** BEGIN PROVIDED DATA **
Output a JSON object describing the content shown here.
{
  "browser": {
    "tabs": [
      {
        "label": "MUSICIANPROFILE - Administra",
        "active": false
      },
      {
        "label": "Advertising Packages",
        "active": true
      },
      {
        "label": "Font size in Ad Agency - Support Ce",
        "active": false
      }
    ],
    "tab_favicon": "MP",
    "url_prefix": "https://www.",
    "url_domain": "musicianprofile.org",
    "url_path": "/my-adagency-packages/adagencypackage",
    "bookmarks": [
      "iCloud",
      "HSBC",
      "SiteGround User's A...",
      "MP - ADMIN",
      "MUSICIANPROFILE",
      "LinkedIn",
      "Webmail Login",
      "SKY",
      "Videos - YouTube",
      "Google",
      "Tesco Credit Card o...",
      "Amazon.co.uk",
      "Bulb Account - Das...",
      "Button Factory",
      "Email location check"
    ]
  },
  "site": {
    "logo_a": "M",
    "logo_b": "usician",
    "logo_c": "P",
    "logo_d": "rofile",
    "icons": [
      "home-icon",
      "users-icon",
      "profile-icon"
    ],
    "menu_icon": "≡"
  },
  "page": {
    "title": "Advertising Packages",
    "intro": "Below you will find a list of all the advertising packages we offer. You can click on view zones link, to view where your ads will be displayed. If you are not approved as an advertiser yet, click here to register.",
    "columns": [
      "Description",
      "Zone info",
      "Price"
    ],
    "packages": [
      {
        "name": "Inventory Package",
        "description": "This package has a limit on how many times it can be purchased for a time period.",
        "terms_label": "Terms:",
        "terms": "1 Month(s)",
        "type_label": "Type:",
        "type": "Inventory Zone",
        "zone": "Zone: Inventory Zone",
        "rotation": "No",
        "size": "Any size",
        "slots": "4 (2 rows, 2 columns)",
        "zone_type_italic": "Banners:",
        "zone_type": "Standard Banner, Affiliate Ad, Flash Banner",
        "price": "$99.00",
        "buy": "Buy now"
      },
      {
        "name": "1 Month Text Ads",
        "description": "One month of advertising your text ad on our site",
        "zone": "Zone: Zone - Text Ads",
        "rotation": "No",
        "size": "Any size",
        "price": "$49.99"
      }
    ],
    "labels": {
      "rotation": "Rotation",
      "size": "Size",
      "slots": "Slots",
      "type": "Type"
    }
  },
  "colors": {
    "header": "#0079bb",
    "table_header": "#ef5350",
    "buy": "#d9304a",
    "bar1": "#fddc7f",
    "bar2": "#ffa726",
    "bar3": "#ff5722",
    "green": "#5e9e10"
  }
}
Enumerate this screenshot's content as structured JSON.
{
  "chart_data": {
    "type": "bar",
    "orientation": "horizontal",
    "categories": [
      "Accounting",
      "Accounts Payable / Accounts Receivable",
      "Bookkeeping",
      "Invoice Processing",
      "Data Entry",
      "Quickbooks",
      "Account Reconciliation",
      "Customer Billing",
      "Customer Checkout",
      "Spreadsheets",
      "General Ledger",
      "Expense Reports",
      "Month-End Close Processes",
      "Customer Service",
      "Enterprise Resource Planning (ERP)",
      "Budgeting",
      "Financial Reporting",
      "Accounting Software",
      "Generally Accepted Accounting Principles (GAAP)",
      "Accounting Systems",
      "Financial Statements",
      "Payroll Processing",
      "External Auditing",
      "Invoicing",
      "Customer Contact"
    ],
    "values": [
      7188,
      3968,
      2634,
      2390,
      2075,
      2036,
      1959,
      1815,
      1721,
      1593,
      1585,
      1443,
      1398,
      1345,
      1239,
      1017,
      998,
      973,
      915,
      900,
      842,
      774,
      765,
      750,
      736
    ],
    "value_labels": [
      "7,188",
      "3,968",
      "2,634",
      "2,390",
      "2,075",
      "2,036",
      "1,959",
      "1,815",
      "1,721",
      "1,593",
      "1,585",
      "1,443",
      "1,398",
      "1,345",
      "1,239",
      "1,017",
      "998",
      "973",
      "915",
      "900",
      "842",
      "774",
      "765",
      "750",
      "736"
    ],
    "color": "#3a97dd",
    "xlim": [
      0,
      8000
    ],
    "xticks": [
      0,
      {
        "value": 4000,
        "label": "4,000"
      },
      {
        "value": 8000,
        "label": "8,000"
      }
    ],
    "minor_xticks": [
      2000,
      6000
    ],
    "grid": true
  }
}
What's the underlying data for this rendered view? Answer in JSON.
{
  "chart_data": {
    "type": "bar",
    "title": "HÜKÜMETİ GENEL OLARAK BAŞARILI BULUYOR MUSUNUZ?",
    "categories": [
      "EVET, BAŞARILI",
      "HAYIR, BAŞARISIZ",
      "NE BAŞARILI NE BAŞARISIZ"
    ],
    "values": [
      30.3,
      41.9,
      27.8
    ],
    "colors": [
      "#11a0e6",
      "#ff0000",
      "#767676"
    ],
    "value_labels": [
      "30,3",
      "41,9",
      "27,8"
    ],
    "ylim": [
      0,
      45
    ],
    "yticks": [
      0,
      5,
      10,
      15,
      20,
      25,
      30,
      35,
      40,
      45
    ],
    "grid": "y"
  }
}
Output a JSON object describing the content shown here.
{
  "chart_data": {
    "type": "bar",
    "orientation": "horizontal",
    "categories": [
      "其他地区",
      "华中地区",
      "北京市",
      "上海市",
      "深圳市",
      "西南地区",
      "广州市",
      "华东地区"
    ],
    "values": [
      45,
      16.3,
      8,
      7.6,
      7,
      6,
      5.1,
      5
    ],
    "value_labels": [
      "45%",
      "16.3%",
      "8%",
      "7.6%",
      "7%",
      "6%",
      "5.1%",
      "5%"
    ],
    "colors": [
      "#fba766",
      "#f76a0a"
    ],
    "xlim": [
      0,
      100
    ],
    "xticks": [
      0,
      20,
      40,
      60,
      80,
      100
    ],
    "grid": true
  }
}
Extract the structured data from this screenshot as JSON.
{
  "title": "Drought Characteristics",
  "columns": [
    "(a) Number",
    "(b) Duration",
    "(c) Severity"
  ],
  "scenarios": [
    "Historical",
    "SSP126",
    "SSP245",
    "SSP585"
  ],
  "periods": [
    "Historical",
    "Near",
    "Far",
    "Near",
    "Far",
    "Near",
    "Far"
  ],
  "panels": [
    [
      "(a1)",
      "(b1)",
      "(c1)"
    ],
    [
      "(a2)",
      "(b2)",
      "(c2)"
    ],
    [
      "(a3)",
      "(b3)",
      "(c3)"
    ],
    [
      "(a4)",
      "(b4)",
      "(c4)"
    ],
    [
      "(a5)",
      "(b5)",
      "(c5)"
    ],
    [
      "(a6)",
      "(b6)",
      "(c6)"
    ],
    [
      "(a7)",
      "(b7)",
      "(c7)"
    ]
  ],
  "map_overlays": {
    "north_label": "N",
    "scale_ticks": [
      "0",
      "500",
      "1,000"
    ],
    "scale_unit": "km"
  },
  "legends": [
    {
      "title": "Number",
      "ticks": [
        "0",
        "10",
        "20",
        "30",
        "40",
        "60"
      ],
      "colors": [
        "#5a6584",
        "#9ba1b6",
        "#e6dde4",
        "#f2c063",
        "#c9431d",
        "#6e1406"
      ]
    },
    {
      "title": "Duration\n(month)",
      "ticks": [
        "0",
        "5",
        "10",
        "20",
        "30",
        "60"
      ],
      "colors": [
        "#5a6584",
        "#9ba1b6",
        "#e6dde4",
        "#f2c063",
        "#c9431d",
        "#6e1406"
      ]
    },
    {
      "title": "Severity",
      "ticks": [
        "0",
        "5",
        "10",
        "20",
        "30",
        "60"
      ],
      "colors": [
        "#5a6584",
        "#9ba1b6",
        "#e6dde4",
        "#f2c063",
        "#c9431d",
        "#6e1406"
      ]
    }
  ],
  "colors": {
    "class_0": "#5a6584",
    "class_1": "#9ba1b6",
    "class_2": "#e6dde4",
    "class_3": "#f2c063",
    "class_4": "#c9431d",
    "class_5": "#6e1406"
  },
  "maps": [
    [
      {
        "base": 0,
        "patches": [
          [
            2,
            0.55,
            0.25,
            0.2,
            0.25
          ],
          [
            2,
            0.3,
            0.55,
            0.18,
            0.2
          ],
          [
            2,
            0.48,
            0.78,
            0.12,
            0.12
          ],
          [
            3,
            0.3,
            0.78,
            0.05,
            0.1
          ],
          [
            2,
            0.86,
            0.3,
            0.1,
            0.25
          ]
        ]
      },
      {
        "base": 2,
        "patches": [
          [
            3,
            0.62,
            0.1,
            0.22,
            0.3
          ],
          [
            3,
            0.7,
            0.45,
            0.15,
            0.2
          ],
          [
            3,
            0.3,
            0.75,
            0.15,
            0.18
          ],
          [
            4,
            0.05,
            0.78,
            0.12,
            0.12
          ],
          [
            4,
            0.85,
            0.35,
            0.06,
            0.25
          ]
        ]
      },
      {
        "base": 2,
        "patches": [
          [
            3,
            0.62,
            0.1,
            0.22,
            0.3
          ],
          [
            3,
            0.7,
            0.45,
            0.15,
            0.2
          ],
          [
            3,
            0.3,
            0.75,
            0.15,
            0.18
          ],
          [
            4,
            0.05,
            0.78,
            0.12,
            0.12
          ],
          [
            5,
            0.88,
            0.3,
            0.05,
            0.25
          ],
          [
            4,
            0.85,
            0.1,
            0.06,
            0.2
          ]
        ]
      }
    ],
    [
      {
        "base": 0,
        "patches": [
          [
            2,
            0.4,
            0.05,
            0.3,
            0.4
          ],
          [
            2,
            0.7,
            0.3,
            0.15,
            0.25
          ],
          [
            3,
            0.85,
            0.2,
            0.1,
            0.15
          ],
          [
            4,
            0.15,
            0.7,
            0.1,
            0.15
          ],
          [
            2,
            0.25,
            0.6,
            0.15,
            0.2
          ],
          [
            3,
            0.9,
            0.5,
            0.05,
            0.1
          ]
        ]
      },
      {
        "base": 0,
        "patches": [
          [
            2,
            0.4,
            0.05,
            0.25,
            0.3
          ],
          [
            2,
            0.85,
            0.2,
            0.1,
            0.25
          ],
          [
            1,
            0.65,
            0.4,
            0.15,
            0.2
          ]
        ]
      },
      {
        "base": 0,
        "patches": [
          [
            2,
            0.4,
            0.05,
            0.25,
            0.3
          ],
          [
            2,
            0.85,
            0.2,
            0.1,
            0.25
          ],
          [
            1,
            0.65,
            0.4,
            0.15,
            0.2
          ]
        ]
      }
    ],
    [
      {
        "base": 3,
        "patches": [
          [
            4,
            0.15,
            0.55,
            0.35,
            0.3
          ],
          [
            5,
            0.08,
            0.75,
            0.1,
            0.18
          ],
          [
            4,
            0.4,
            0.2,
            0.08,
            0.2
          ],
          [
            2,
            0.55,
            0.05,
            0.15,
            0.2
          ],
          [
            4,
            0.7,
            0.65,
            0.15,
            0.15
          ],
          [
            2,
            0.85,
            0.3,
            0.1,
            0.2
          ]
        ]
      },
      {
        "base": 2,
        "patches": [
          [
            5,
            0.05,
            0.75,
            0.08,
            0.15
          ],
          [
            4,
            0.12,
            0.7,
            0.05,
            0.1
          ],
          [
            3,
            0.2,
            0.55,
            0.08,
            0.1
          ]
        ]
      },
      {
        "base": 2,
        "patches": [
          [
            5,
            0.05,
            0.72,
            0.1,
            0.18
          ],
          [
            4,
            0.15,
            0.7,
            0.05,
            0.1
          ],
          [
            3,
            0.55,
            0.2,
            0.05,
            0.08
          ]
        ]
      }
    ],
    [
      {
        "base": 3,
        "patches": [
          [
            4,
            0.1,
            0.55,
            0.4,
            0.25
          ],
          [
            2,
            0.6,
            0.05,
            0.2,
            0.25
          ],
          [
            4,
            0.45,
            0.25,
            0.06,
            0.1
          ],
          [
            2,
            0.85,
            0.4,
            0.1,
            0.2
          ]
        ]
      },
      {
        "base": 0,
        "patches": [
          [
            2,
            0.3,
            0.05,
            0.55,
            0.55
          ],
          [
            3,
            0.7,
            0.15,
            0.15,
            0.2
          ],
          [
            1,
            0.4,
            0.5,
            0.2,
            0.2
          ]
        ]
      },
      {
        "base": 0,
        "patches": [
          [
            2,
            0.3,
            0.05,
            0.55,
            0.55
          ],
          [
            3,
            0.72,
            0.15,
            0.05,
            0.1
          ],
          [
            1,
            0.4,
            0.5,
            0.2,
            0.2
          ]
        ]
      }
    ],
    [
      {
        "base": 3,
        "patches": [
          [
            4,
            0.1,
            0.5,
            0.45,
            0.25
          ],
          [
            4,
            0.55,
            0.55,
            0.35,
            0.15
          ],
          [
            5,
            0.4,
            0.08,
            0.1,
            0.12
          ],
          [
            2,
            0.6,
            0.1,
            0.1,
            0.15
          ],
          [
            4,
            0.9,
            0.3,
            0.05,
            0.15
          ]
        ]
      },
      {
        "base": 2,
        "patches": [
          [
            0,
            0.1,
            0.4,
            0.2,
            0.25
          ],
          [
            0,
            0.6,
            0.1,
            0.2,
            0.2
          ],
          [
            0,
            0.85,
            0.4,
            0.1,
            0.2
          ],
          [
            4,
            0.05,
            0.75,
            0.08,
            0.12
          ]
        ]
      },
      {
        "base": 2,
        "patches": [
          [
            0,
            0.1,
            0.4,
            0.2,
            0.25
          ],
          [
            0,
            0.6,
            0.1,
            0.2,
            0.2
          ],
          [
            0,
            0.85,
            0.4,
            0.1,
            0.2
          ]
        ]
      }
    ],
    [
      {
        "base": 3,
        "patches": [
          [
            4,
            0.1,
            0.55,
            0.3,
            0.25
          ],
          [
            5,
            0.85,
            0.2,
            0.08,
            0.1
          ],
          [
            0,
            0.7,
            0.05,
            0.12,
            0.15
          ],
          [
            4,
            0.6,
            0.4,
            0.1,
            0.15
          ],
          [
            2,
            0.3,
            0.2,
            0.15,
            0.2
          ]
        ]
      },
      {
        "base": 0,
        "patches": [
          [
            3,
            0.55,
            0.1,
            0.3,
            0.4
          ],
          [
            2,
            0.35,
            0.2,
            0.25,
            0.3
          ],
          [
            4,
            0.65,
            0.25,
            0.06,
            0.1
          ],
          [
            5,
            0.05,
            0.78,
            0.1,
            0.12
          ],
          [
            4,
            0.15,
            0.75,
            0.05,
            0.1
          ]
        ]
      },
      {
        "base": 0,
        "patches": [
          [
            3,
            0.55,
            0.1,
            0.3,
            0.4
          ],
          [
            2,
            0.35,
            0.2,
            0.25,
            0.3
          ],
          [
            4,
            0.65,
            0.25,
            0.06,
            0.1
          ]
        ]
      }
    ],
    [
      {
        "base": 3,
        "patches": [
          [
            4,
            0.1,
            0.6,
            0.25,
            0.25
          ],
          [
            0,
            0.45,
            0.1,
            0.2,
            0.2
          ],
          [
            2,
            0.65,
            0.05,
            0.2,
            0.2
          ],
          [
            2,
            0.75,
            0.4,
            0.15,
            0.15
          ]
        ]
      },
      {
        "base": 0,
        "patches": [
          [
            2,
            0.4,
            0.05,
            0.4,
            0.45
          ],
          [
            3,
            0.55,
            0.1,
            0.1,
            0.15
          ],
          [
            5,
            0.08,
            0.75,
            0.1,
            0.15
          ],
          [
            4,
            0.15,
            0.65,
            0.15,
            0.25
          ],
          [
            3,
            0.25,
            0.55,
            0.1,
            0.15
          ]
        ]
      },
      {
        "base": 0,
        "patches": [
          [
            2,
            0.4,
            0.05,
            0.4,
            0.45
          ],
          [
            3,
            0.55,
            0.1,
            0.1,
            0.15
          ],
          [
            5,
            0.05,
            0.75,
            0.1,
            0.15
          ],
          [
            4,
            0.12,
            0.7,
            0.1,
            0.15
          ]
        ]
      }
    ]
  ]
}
** END PROVIDED DATA **
» DIRECTIONS: Select every line above that contains the word "Accounting", and copy it.

» RESULT BELOW:
      "Accounting",
      "Accounting Software",
      "Generally Accepted Accounting Principles (GAAP)",
      "Accounting Systems",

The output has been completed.